Directions for this task — Say how many lines hold the string "GetMemoryAssignment"; please write nothing but the number.

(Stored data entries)
▼▼▼

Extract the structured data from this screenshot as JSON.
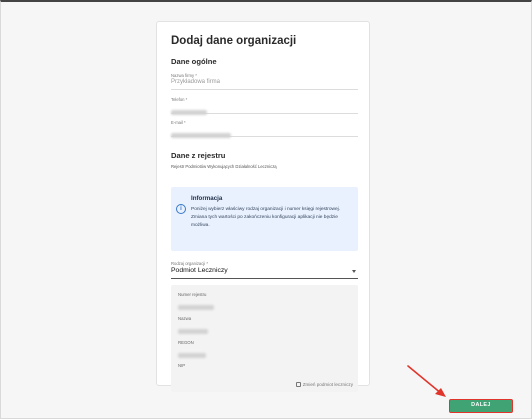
{
  "form": {
    "title": "Dodaj dane organizacji",
    "general_section": {
      "title": "Dane ogólne",
      "company_name": {
        "label": "Nazwa firmy *",
        "placeholder": "Przykładowa firma"
      },
      "phone": {
        "label": "Telefon *"
      },
      "email": {
        "label": "E-mail *"
      }
    },
    "registry_section": {
      "title": "Dane z rejestru",
      "registry_name": "Rejestr Podmiotów Wykonujących Działalność Leczniczą"
    },
    "info": {
      "title": "Informacja",
      "text": "Poniżej wybierz właściwy rodzaj organizacji i numer księgi rejestrowej. Zmiana tych wartości po zakończeniu konfiguracji aplikacji nie będzie możliwa."
    },
    "org_type": {
      "label": "Rodzaj organizacji *",
      "value": "Podmiot Leczniczy"
    },
    "registry_details": {
      "registry_number_label": "Numer rejestru",
      "name_label": "Nazwa",
      "regon_label": "REGON",
      "nip_label": "NIP",
      "change_label": "Zmień podmiot leczniczy"
    }
  },
  "actions": {
    "next_label": "DALEJ"
  },
  "colors": {
    "next_button": "#3fa374",
    "highlight": "#e0352b",
    "info_background": "#e8f1fd"
  }
}
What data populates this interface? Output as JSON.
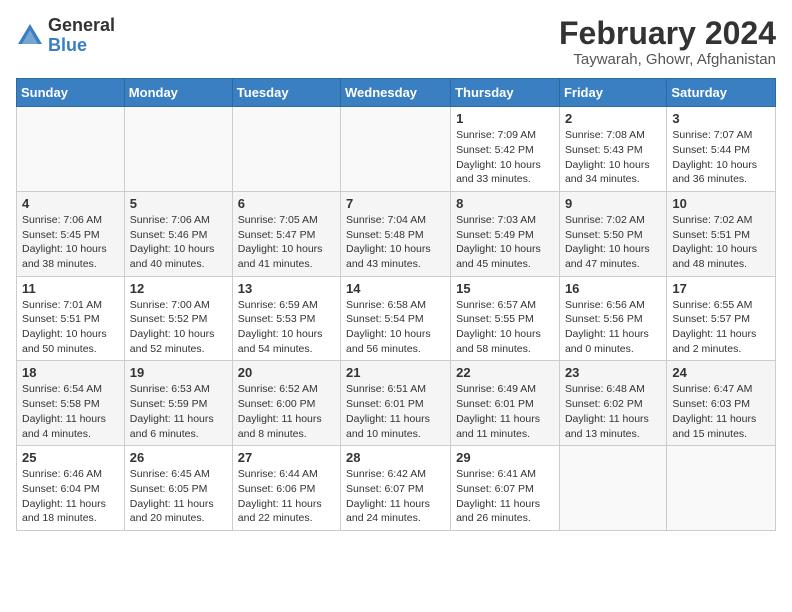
{
  "logo": {
    "general": "General",
    "blue": "Blue"
  },
  "header": {
    "title": "February 2024",
    "subtitle": "Taywarah, Ghowr, Afghanistan"
  },
  "weekdays": [
    "Sunday",
    "Monday",
    "Tuesday",
    "Wednesday",
    "Thursday",
    "Friday",
    "Saturday"
  ],
  "weeks": [
    [
      {
        "day": "",
        "info": ""
      },
      {
        "day": "",
        "info": ""
      },
      {
        "day": "",
        "info": ""
      },
      {
        "day": "",
        "info": ""
      },
      {
        "day": "1",
        "info": "Sunrise: 7:09 AM\nSunset: 5:42 PM\nDaylight: 10 hours\nand 33 minutes."
      },
      {
        "day": "2",
        "info": "Sunrise: 7:08 AM\nSunset: 5:43 PM\nDaylight: 10 hours\nand 34 minutes."
      },
      {
        "day": "3",
        "info": "Sunrise: 7:07 AM\nSunset: 5:44 PM\nDaylight: 10 hours\nand 36 minutes."
      }
    ],
    [
      {
        "day": "4",
        "info": "Sunrise: 7:06 AM\nSunset: 5:45 PM\nDaylight: 10 hours\nand 38 minutes."
      },
      {
        "day": "5",
        "info": "Sunrise: 7:06 AM\nSunset: 5:46 PM\nDaylight: 10 hours\nand 40 minutes."
      },
      {
        "day": "6",
        "info": "Sunrise: 7:05 AM\nSunset: 5:47 PM\nDaylight: 10 hours\nand 41 minutes."
      },
      {
        "day": "7",
        "info": "Sunrise: 7:04 AM\nSunset: 5:48 PM\nDaylight: 10 hours\nand 43 minutes."
      },
      {
        "day": "8",
        "info": "Sunrise: 7:03 AM\nSunset: 5:49 PM\nDaylight: 10 hours\nand 45 minutes."
      },
      {
        "day": "9",
        "info": "Sunrise: 7:02 AM\nSunset: 5:50 PM\nDaylight: 10 hours\nand 47 minutes."
      },
      {
        "day": "10",
        "info": "Sunrise: 7:02 AM\nSunset: 5:51 PM\nDaylight: 10 hours\nand 48 minutes."
      }
    ],
    [
      {
        "day": "11",
        "info": "Sunrise: 7:01 AM\nSunset: 5:51 PM\nDaylight: 10 hours\nand 50 minutes."
      },
      {
        "day": "12",
        "info": "Sunrise: 7:00 AM\nSunset: 5:52 PM\nDaylight: 10 hours\nand 52 minutes."
      },
      {
        "day": "13",
        "info": "Sunrise: 6:59 AM\nSunset: 5:53 PM\nDaylight: 10 hours\nand 54 minutes."
      },
      {
        "day": "14",
        "info": "Sunrise: 6:58 AM\nSunset: 5:54 PM\nDaylight: 10 hours\nand 56 minutes."
      },
      {
        "day": "15",
        "info": "Sunrise: 6:57 AM\nSunset: 5:55 PM\nDaylight: 10 hours\nand 58 minutes."
      },
      {
        "day": "16",
        "info": "Sunrise: 6:56 AM\nSunset: 5:56 PM\nDaylight: 11 hours\nand 0 minutes."
      },
      {
        "day": "17",
        "info": "Sunrise: 6:55 AM\nSunset: 5:57 PM\nDaylight: 11 hours\nand 2 minutes."
      }
    ],
    [
      {
        "day": "18",
        "info": "Sunrise: 6:54 AM\nSunset: 5:58 PM\nDaylight: 11 hours\nand 4 minutes."
      },
      {
        "day": "19",
        "info": "Sunrise: 6:53 AM\nSunset: 5:59 PM\nDaylight: 11 hours\nand 6 minutes."
      },
      {
        "day": "20",
        "info": "Sunrise: 6:52 AM\nSunset: 6:00 PM\nDaylight: 11 hours\nand 8 minutes."
      },
      {
        "day": "21",
        "info": "Sunrise: 6:51 AM\nSunset: 6:01 PM\nDaylight: 11 hours\nand 10 minutes."
      },
      {
        "day": "22",
        "info": "Sunrise: 6:49 AM\nSunset: 6:01 PM\nDaylight: 11 hours\nand 11 minutes."
      },
      {
        "day": "23",
        "info": "Sunrise: 6:48 AM\nSunset: 6:02 PM\nDaylight: 11 hours\nand 13 minutes."
      },
      {
        "day": "24",
        "info": "Sunrise: 6:47 AM\nSunset: 6:03 PM\nDaylight: 11 hours\nand 15 minutes."
      }
    ],
    [
      {
        "day": "25",
        "info": "Sunrise: 6:46 AM\nSunset: 6:04 PM\nDaylight: 11 hours\nand 18 minutes."
      },
      {
        "day": "26",
        "info": "Sunrise: 6:45 AM\nSunset: 6:05 PM\nDaylight: 11 hours\nand 20 minutes."
      },
      {
        "day": "27",
        "info": "Sunrise: 6:44 AM\nSunset: 6:06 PM\nDaylight: 11 hours\nand 22 minutes."
      },
      {
        "day": "28",
        "info": "Sunrise: 6:42 AM\nSunset: 6:07 PM\nDaylight: 11 hours\nand 24 minutes."
      },
      {
        "day": "29",
        "info": "Sunrise: 6:41 AM\nSunset: 6:07 PM\nDaylight: 11 hours\nand 26 minutes."
      },
      {
        "day": "",
        "info": ""
      },
      {
        "day": "",
        "info": ""
      }
    ]
  ]
}
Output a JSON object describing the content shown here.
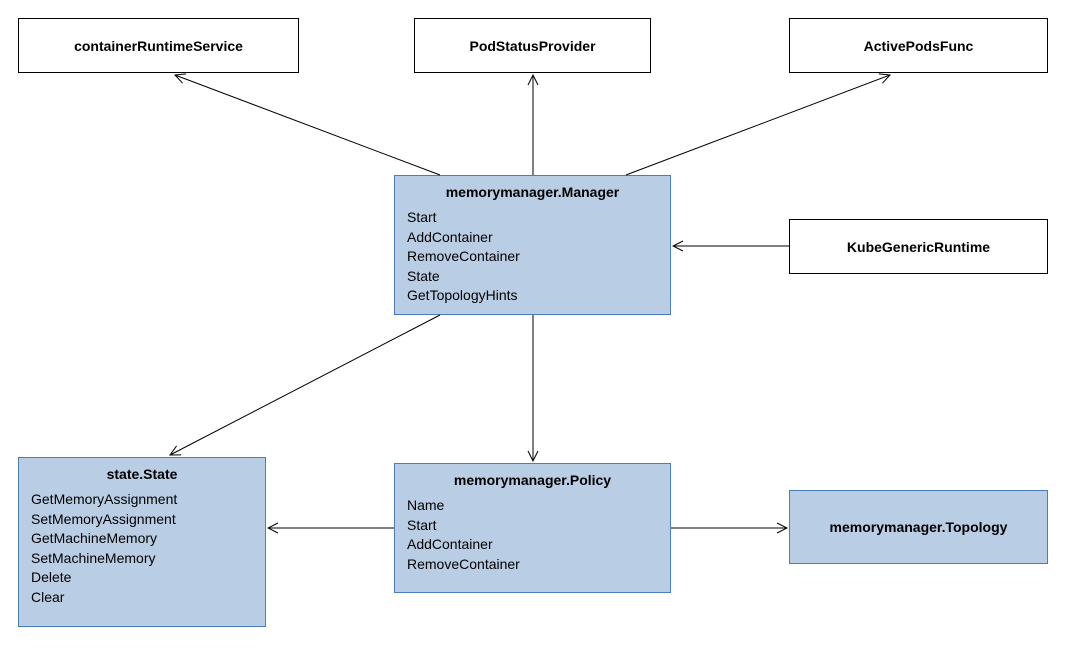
{
  "boxes": {
    "container_runtime_service": {
      "title": "containerRuntimeService"
    },
    "pod_status_provider": {
      "title": "PodStatusProvider"
    },
    "active_pods_func": {
      "title": "ActivePodsFunc"
    },
    "kube_generic_runtime": {
      "title": "KubeGenericRuntime"
    },
    "manager": {
      "title": "memorymanager.Manager",
      "methods": [
        "Start",
        "AddContainer",
        "RemoveContainer",
        "State",
        "GetTopologyHints"
      ]
    },
    "state": {
      "title": "state.State",
      "methods": [
        "GetMemoryAssignment",
        "SetMemoryAssignment",
        "GetMachineMemory",
        "SetMachineMemory",
        "Delete",
        "Clear"
      ]
    },
    "policy": {
      "title": "memorymanager.Policy",
      "methods": [
        "Name",
        "Start",
        "AddContainer",
        "RemoveContainer"
      ]
    },
    "topology": {
      "title": "memorymanager.Topology"
    }
  },
  "chart_data": {
    "type": "diagram",
    "nodes": [
      {
        "id": "containerRuntimeService",
        "kind": "external"
      },
      {
        "id": "PodStatusProvider",
        "kind": "external"
      },
      {
        "id": "ActivePodsFunc",
        "kind": "external"
      },
      {
        "id": "KubeGenericRuntime",
        "kind": "external"
      },
      {
        "id": "memorymanager.Manager",
        "kind": "class",
        "methods": [
          "Start",
          "AddContainer",
          "RemoveContainer",
          "State",
          "GetTopologyHints"
        ]
      },
      {
        "id": "state.State",
        "kind": "class",
        "methods": [
          "GetMemoryAssignment",
          "SetMemoryAssignment",
          "GetMachineMemory",
          "SetMachineMemory",
          "Delete",
          "Clear"
        ]
      },
      {
        "id": "memorymanager.Policy",
        "kind": "class",
        "methods": [
          "Name",
          "Start",
          "AddContainer",
          "RemoveContainer"
        ]
      },
      {
        "id": "memorymanager.Topology",
        "kind": "class"
      }
    ],
    "edges": [
      {
        "from": "memorymanager.Manager",
        "to": "containerRuntimeService"
      },
      {
        "from": "memorymanager.Manager",
        "to": "PodStatusProvider"
      },
      {
        "from": "memorymanager.Manager",
        "to": "ActivePodsFunc"
      },
      {
        "from": "KubeGenericRuntime",
        "to": "memorymanager.Manager"
      },
      {
        "from": "memorymanager.Manager",
        "to": "state.State"
      },
      {
        "from": "memorymanager.Manager",
        "to": "memorymanager.Policy"
      },
      {
        "from": "memorymanager.Policy",
        "to": "state.State"
      },
      {
        "from": "memorymanager.Policy",
        "to": "memorymanager.Topology"
      }
    ]
  }
}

▲▲▲

Response for this exercise — 2